→ DIRECTIONS:
Find the lines containing the word "following" and copy every one of them.

→ INPUT:

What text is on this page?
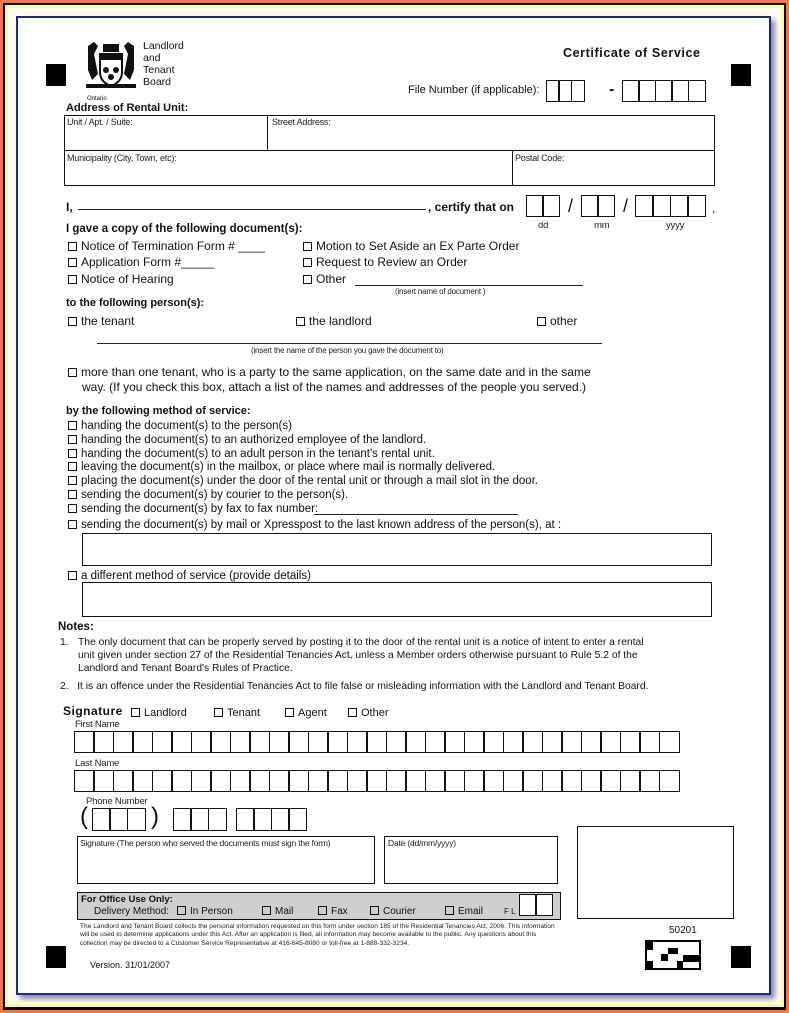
Ontario
Landlord
and
Tenant
Board
Certificate of Service
File Number (if applicable):	-
Address of Rental Unit:
Unit / Apt. / Suite:	Street Address:
Municipality (City, Town, etc):	Postal Code:
I,	, certify that on	/	/	,
dd	mm	yyyy
I gave a copy of the following document(s):
Notice of Termination Form # ____
Application Form #_____
Notice of Hearing
Motion to Set Aside an Ex Parte Order
Request to Review an Order
Other
(insert name of document )
to the following person(s):
the tenant	the landlord	other
(insert the name of the person you gave the document to)
more than one tenant, who is a party to the same application, on the same date and in the same
way. (If you check this box, attach a list of the names and addresses of the people you served.)
by the following method of service:
handing the document(s) to the person(s)
handing the document(s) to an authorized employee of the landlord.
handing the document(s) to an adult person in the tenant's rental unit.
leaving the document(s) in the mailbox, or place where mail is normally delivered.
placing the document(s) under the door of the rental unit or through a mail slot in the door.
sending the document(s) by courier to the person(s).
sending the document(s) by fax to fax number:
sending the document(s) by mail or Xpresspost to the last known address of the person(s), at :
a different method of service (provide details)
Notes:
1. The only document that can be properly served by posting it to the door of the rental unit is a notice of intent to enter a rental
unit given under section 27 of the Residential Tenancies Act, unless a Member orders otherwise pursuant to Rule 5.2 of the
Landlord and Tenant Board's Rules of Practice.
2. It is an offence under the Residential Tenancies Act to file false or misleading information with the Landlord and Tenant Board.
Signature	Landlord	Tenant	Agent	Other
First Name
Last Name
Phone Number
(	)
Signature (The person who served the documents must sign the form)	Date (dd/mm/yyyy)
For Office Use Only:
Delivery Method:	In Person	Mail	Fax	Courier	Email	F L
The Landlord and Tenant Board collects the personal information requested on this form under section 185 of the Residential Tenancies Act, 2006. This information
will be used to determine applications under this Act. After an application is filed, all information may become available to the public. Any questions about this
collection may be directed to a Customer Service Representative at 416-645-8080 or toll-free at 1-888-332-3234.
Version. 31/01/2007
50201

→ REPLY TO THE TASK:
I gave a copy of the following document(s):
to the following person(s):
by the following method of service:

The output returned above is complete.